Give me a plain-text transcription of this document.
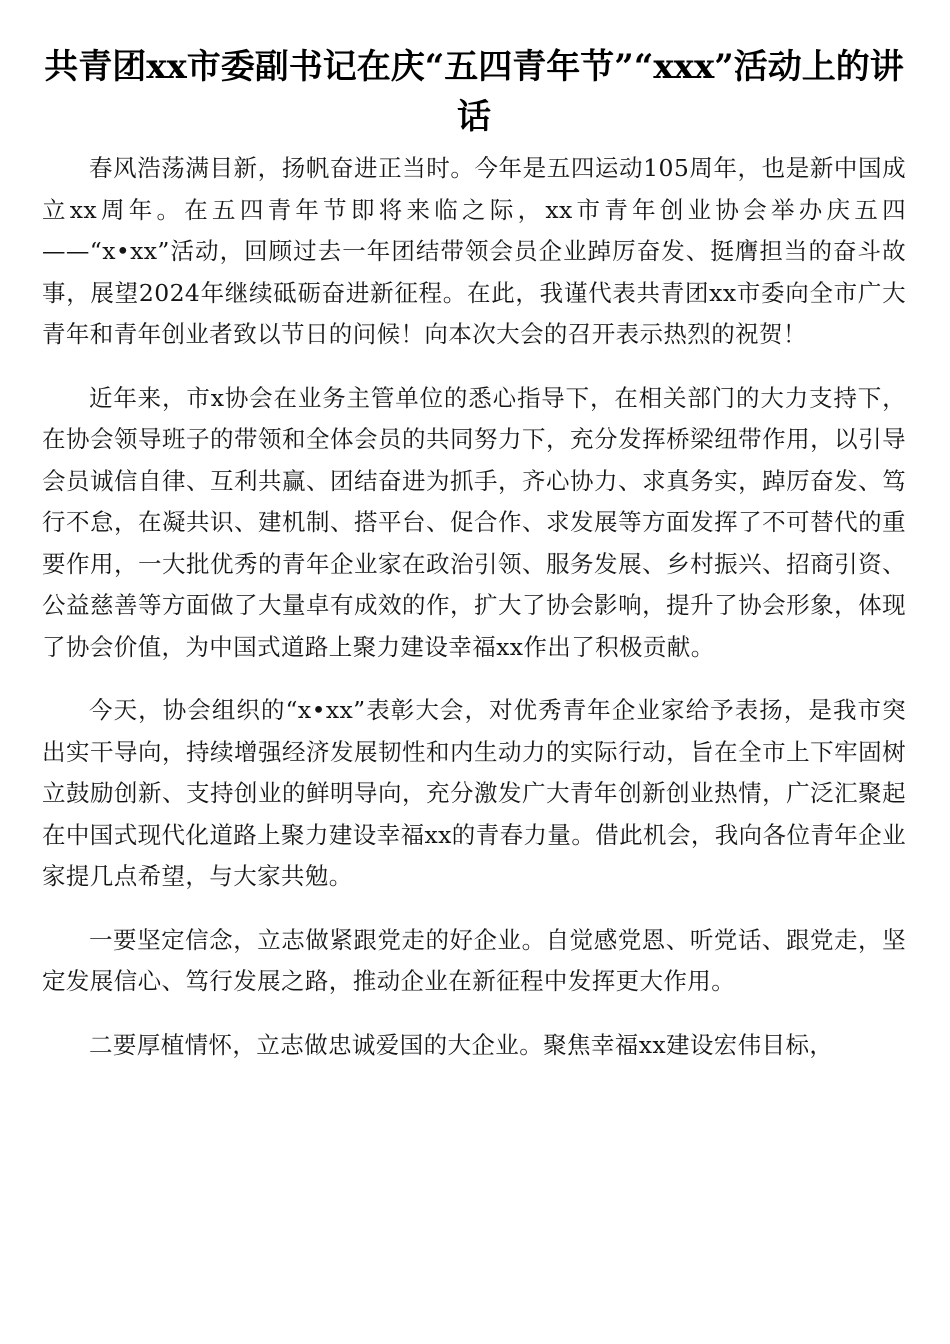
共青团xx市委副书记在庆“五四青年节”“xxx”活动上的讲话

春风浩荡满目新，扬帆奋进正当时。今年是五四运动105周年，也是新中国成立xx周年。在五四青年节即将来临之际，xx市青年创业协会举办庆五四——“x•xx”活动，回顾过去一年团结带领会员企业踔厉奋发、挺膺担当的奋斗故事，展望2024年继续砥砺奋进新征程。在此，我谨代表共青团xx市委向全市广大青年和青年创业者致以节日的问候！向本次大会的召开表示热烈的祝贺！

近年来，市x协会在业务主管单位的悉心指导下，在相关部门的大力支持下，在协会领导班子的带领和全体会员的共同努力下，充分发挥桥梁纽带作用，以引导会员诚信自律、互利共赢、团结奋进为抓手，齐心协力、求真务实，踔厉奋发、笃行不怠，在凝共识、建机制、搭平台、促合作、求发展等方面发挥了不可替代的重要作用，一大批优秀的青年企业家在政治引领、服务发展、乡村振兴、招商引资、公益慈善等方面做了大量卓有成效的作，扩大了协会影响，提升了协会形象，体现了协会价值，为中国式道路上聚力建设幸福xx作出了积极贡献。

今天，协会组织的“x•xx”表彰大会，对优秀青年企业家给予表扬，是我市突出实干导向，持续增强经济发展韧性和内生动力的实际行动，旨在全市上下牢固树立鼓励创新、支持创业的鲜明导向，充分激发广大青年创新创业热情，广泛汇聚起在中国式现代化道路上聚力建设幸福xx的青春力量。借此机会，我向各位青年企业家提几点希望，与大家共勉。

一要坚定信念，立志做紧跟党走的好企业。自觉感党恩、听党话、跟党走，坚定发展信心、笃行发展之路，推动企业在新征程中发挥更大作用。

二要厚植情怀，立志做忠诚爱国的大企业。聚焦幸福xx建设宏伟目标，
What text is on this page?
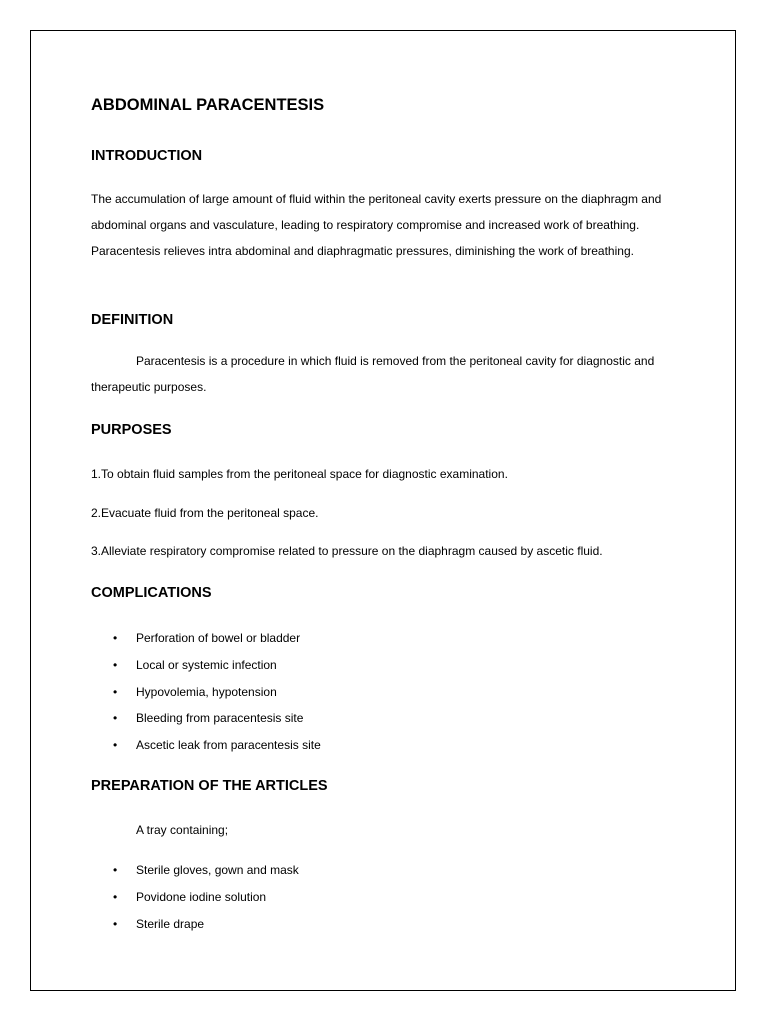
ABDOMINAL PARACENTESIS
INTRODUCTION
The accumulation of large amount of fluid within the peritoneal cavity exerts pressure on the diaphragm and abdominal organs and vasculature, leading to respiratory compromise and increased work of breathing. Paracentesis relieves intra abdominal and diaphragmatic pressures, diminishing the work of breathing.
DEFINITION
Paracentesis is a procedure in which fluid is removed from the peritoneal cavity for diagnostic and therapeutic purposes.
PURPOSES
1.To obtain fluid samples from the peritoneal space for diagnostic examination.
2.Evacuate fluid from the peritoneal space.
3.Alleviate respiratory compromise related to pressure on the diaphragm caused by ascetic fluid.
COMPLICATIONS
• Perforation of bowel or bladder
• Local or systemic infection
• Hypovolemia, hypotension
• Bleeding from paracentesis site
• Ascetic leak from paracentesis site
PREPARATION OF THE ARTICLES
A tray containing;
• Sterile gloves, gown and mask
• Povidone iodine solution
• Sterile drape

---+---

WRITTEN REQUEST ::
For each line above that contains the word "space", copy that line.

EXERCISE SOLUTION ::
1.To obtain fluid samples from the peritoneal space for diagnostic examination.
2.Evacuate fluid from the peritoneal space.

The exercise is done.